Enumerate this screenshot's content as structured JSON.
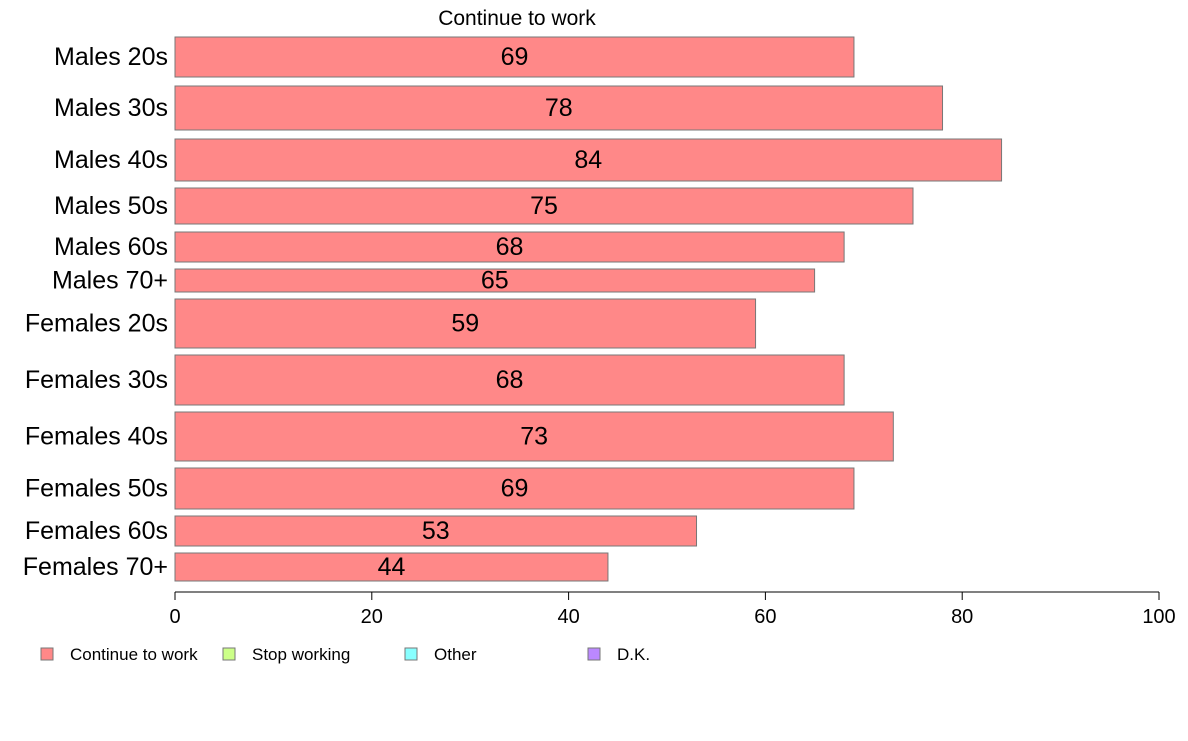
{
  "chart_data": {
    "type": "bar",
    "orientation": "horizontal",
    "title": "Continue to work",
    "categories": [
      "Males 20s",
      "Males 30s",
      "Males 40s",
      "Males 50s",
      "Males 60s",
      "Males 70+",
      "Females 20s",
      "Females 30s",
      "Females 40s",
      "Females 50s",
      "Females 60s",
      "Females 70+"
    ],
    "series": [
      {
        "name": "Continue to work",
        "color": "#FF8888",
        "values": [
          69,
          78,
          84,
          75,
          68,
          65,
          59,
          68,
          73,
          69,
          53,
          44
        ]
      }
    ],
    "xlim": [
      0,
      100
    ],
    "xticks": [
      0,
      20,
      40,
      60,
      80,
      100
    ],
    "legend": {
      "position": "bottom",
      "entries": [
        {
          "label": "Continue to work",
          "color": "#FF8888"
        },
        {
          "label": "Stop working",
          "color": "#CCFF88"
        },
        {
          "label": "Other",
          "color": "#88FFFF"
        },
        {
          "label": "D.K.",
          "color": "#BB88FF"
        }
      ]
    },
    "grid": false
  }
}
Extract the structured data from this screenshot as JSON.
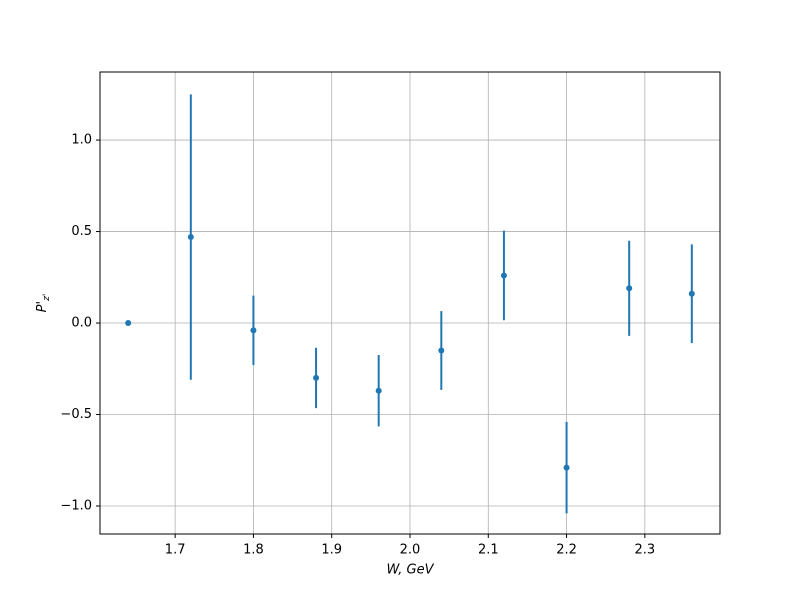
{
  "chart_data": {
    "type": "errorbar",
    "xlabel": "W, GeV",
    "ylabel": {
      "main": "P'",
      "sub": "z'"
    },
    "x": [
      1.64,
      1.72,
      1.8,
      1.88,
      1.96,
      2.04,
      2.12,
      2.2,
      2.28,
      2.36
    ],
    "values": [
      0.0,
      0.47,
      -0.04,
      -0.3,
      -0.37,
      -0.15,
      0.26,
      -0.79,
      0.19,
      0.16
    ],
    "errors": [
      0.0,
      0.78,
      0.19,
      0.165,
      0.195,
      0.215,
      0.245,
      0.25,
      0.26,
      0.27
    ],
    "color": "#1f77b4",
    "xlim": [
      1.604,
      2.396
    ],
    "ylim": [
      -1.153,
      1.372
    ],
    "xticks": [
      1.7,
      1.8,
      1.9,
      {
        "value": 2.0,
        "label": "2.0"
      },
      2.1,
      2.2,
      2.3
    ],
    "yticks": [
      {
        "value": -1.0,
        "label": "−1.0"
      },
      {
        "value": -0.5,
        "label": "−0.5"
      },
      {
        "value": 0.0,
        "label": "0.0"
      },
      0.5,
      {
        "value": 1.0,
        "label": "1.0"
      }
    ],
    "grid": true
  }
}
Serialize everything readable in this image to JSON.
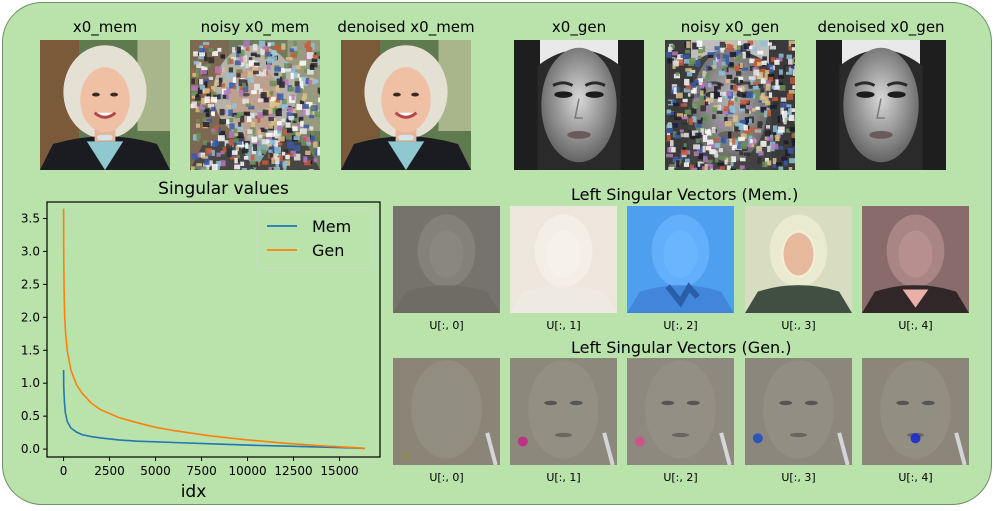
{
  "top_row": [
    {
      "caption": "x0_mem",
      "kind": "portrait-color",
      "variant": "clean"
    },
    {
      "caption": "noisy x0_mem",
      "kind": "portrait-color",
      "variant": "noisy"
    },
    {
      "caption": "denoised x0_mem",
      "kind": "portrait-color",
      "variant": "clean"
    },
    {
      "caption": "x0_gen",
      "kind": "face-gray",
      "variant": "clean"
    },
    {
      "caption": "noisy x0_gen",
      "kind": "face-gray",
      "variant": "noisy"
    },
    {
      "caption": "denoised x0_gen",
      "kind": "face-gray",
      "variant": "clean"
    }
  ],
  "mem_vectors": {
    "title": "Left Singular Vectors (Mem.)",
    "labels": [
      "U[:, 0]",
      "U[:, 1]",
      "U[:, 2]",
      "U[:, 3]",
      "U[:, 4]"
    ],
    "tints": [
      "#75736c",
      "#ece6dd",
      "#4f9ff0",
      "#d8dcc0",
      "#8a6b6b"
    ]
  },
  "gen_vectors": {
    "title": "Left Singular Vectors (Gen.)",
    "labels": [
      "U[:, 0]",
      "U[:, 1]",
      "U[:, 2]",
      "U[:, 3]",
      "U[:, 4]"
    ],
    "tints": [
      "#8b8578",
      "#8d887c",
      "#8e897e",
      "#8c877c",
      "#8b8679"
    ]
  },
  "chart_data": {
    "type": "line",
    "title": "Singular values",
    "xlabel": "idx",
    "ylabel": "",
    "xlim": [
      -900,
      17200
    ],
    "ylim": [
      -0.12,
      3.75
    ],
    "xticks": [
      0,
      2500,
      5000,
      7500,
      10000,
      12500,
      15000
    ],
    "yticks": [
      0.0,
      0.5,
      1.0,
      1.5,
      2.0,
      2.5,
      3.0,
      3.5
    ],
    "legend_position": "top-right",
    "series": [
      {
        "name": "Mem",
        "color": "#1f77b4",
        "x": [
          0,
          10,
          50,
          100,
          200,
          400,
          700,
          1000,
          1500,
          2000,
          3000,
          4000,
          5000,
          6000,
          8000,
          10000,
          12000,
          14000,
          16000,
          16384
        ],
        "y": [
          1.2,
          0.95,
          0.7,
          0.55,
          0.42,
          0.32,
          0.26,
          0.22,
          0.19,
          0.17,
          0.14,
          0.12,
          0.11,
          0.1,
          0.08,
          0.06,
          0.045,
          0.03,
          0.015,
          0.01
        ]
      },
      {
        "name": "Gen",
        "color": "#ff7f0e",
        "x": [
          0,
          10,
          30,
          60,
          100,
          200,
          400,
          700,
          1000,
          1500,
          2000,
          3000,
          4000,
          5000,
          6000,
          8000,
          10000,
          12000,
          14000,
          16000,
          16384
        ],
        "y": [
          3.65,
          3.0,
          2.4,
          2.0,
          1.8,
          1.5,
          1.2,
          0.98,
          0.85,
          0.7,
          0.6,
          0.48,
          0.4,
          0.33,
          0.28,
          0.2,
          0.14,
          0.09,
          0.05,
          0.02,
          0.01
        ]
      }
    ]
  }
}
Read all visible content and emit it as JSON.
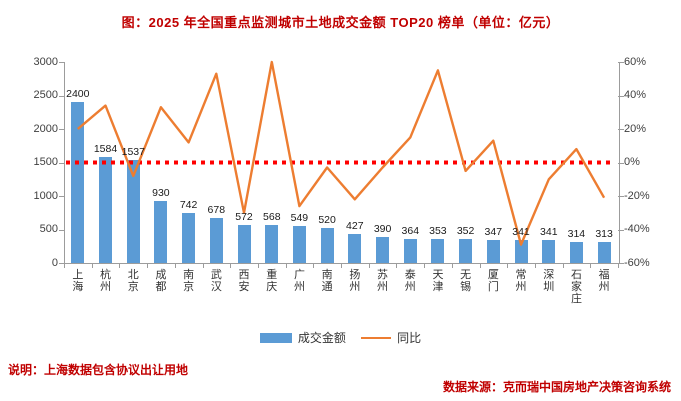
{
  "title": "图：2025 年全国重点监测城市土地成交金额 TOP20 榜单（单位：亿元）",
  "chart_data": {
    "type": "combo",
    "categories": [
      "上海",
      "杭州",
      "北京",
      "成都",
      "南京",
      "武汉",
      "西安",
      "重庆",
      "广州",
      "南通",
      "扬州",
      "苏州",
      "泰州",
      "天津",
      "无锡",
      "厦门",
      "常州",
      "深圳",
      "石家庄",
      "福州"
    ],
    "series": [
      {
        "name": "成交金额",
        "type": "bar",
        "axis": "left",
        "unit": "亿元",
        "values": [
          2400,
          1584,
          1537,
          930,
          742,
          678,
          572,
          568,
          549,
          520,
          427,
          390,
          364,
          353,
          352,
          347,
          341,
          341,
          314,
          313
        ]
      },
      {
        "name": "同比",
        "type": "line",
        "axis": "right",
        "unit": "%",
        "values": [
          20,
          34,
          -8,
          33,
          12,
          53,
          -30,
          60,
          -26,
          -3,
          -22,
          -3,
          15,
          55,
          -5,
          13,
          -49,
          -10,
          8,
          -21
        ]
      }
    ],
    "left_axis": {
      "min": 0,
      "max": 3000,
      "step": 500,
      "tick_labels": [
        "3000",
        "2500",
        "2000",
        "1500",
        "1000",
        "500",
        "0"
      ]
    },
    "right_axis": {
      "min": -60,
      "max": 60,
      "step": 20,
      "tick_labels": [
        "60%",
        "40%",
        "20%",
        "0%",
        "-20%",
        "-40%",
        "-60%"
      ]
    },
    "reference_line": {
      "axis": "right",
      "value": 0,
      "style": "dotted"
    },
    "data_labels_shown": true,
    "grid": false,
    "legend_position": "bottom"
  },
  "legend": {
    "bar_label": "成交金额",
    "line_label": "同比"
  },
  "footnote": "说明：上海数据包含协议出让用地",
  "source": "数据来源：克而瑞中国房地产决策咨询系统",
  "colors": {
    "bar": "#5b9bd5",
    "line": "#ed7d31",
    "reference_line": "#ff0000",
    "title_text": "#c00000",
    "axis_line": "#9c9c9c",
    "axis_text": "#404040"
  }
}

__________________________________________________

[What you are asked to do]
Retype the entries word for word. Omit any images.

[Written answer]
Enumerate this screenshot's content as structured JSON.
{
  "chart_data": {
    "type": "bar",
    "orientation": "horizontal",
    "title": "Continue to work",
    "categories": [
      "Males 20s",
      "Males 30s",
      "Males 40s",
      "Males 50s",
      "Males 60s",
      "Males 70+",
      "Females 20s",
      "Females 30s",
      "Females 40s",
      "Females 50s",
      "Females 60s",
      "Females 70+"
    ],
    "series": [
      {
        "name": "Continue to work",
        "color": "#FF8888",
        "values": [
          69,
          78,
          84,
          75,
          68,
          65,
          59,
          68,
          73,
          69,
          53,
          44
        ]
      }
    ],
    "xlim": [
      0,
      100
    ],
    "xticks": [
      0,
      20,
      40,
      60,
      80,
      100
    ],
    "legend": {
      "position": "bottom",
      "entries": [
        {
          "label": "Continue to work",
          "color": "#FF8888"
        },
        {
          "label": "Stop working",
          "color": "#CCFF88"
        },
        {
          "label": "Other",
          "color": "#88FFFF"
        },
        {
          "label": "D.K.",
          "color": "#BB88FF"
        }
      ]
    },
    "grid": false
  }
}
Extract the structured data from this screenshot as JSON.
{
  "chart_data": {
    "type": "errorbar",
    "xlabel": "W, GeV",
    "ylabel": {
      "main": "P'",
      "sub": "z'"
    },
    "x": [
      1.64,
      1.72,
      1.8,
      1.88,
      1.96,
      2.04,
      2.12,
      2.2,
      2.28,
      2.36
    ],
    "values": [
      0.0,
      0.47,
      -0.04,
      -0.3,
      -0.37,
      -0.15,
      0.26,
      -0.79,
      0.19,
      0.16
    ],
    "errors": [
      0.0,
      0.78,
      0.19,
      0.165,
      0.195,
      0.215,
      0.245,
      0.25,
      0.26,
      0.27
    ],
    "color": "#1f77b4",
    "xlim": [
      1.604,
      2.396
    ],
    "ylim": [
      -1.153,
      1.372
    ],
    "xticks": [
      1.7,
      1.8,
      1.9,
      {
        "value": 2.0,
        "label": "2.0"
      },
      2.1,
      2.2,
      2.3
    ],
    "yticks": [
      {
        "value": -1.0,
        "label": "−1.0"
      },
      {
        "value": -0.5,
        "label": "−0.5"
      },
      {
        "value": 0.0,
        "label": "0.0"
      },
      0.5,
      {
        "value": 1.0,
        "label": "1.0"
      }
    ],
    "grid": true
  }
}
Serialize everything readable in this image to JSON.
{
  "top_row": [
    {
      "caption": "x0_mem",
      "kind": "portrait-color",
      "variant": "clean"
    },
    {
      "caption": "noisy x0_mem",
      "kind": "portrait-color",
      "variant": "noisy"
    },
    {
      "caption": "denoised x0_mem",
      "kind": "portrait-color",
      "variant": "clean"
    },
    {
      "caption": "x0_gen",
      "kind": "face-gray",
      "variant": "clean"
    },
    {
      "caption": "noisy x0_gen",
      "kind": "face-gray",
      "variant": "noisy"
    },
    {
      "caption": "denoised x0_gen",
      "kind": "face-gray",
      "variant": "clean"
    }
  ],
  "mem_vectors": {
    "title": "Left Singular Vectors (Mem.)",
    "labels": [
      "U[:, 0]",
      "U[:, 1]",
      "U[:, 2]",
      "U[:, 3]",
      "U[:, 4]"
    ],
    "tints": [
      "#75736c",
      "#ece6dd",
      "#4f9ff0",
      "#d8dcc0",
      "#8a6b6b"
    ]
  },
  "gen_vectors": {
    "title": "Left Singular Vectors (Gen.)",
    "labels": [
      "U[:, 0]",
      "U[:, 1]",
      "U[:, 2]",
      "U[:, 3]",
      "U[:, 4]"
    ],
    "tints": [
      "#8b8578",
      "#8d887c",
      "#8e897e",
      "#8c877c",
      "#8b8679"
    ]
  },
  "chart_data": {
    "type": "line",
    "title": "Singular values",
    "xlabel": "idx",
    "ylabel": "",
    "xlim": [
      -900,
      17200
    ],
    "ylim": [
      -0.12,
      3.75
    ],
    "xticks": [
      0,
      2500,
      5000,
      7500,
      10000,
      12500,
      15000
    ],
    "yticks": [
      0.0,
      0.5,
      1.0,
      1.5,
      2.0,
      2.5,
      3.0,
      3.5
    ],
    "legend_position": "top-right",
    "series": [
      {
        "name": "Mem",
        "color": "#1f77b4",
        "x": [
          0,
          10,
          50,
          100,
          200,
          400,
          700,
          1000,
          1500,
          2000,
          3000,
          4000,
          5000,
          6000,
          8000,
          10000,
          12000,
          14000,
          16000,
          16384
        ],
        "y": [
          1.2,
          0.95,
          0.7,
          0.55,
          0.42,
          0.32,
          0.26,
          0.22,
          0.19,
          0.17,
          0.14,
          0.12,
          0.11,
          0.1,
          0.08,
          0.06,
          0.045,
          0.03,
          0.015,
          0.01
        ]
      },
      {
        "name": "Gen",
        "color": "#ff7f0e",
        "x": [
          0,
          10,
          30,
          60,
          100,
          200,
          400,
          700,
          1000,
          1500,
          2000,
          3000,
          4000,
          5000,
          6000,
          8000,
          10000,
          12000,
          14000,
          16000,
          16384
        ],
        "y": [
          3.65,
          3.0,
          2.4,
          2.0,
          1.8,
          1.5,
          1.2,
          0.98,
          0.85,
          0.7,
          0.6,
          0.48,
          0.4,
          0.33,
          0.28,
          0.2,
          0.14,
          0.09,
          0.05,
          0.02,
          0.01
        ]
      }
    ]
  }
}
Read all visible content and emit it as JSON.
{
  "title": "图：2025 年全国重点监测城市土地成交金额 TOP20 榜单（单位：亿元）",
  "chart_data": {
    "type": "combo",
    "categories": [
      "上海",
      "杭州",
      "北京",
      "成都",
      "南京",
      "武汉",
      "西安",
      "重庆",
      "广州",
      "南通",
      "扬州",
      "苏州",
      "泰州",
      "天津",
      "无锡",
      "厦门",
      "常州",
      "深圳",
      "石家庄",
      "福州"
    ],
    "series": [
      {
        "name": "成交金额",
        "type": "bar",
        "axis": "left",
        "unit": "亿元",
        "values": [
          2400,
          1584,
          1537,
          930,
          742,
          678,
          572,
          568,
          549,
          520,
          427,
          390,
          364,
          353,
          352,
          347,
          341,
          341,
          314,
          313
        ]
      },
      {
        "name": "同比",
        "type": "line",
        "axis": "right",
        "unit": "%",
        "values": [
          20,
          34,
          -8,
          33,
          12,
          53,
          -30,
          60,
          -26,
          -3,
          -22,
          -3,
          15,
          55,
          -5,
          13,
          -49,
          -10,
          8,
          -21
        ]
      }
    ],
    "left_axis": {
      "min": 0,
      "max": 3000,
      "step": 500,
      "tick_labels": [
        "3000",
        "2500",
        "2000",
        "1500",
        "1000",
        "500",
        "0"
      ]
    },
    "right_axis": {
      "min": -60,
      "max": 60,
      "step": 20,
      "tick_labels": [
        "60%",
        "40%",
        "20%",
        "0%",
        "-20%",
        "-40%",
        "-60%"
      ]
    },
    "reference_line": {
      "axis": "right",
      "value": 0,
      "style": "dotted"
    },
    "data_labels_shown": true,
    "grid": false,
    "legend_position": "bottom"
  },
  "legend": {
    "bar_label": "成交金额",
    "line_label": "同比"
  },
  "footnote": "说明：上海数据包含协议出让用地",
  "source": "数据来源：克而瑞中国房地产决策咨询系统",
  "colors": {
    "bar": "#5b9bd5",
    "line": "#ed7d31",
    "reference_line": "#ff0000",
    "title_text": "#c00000",
    "axis_line": "#9c9c9c",
    "axis_text": "#404040"
  }
}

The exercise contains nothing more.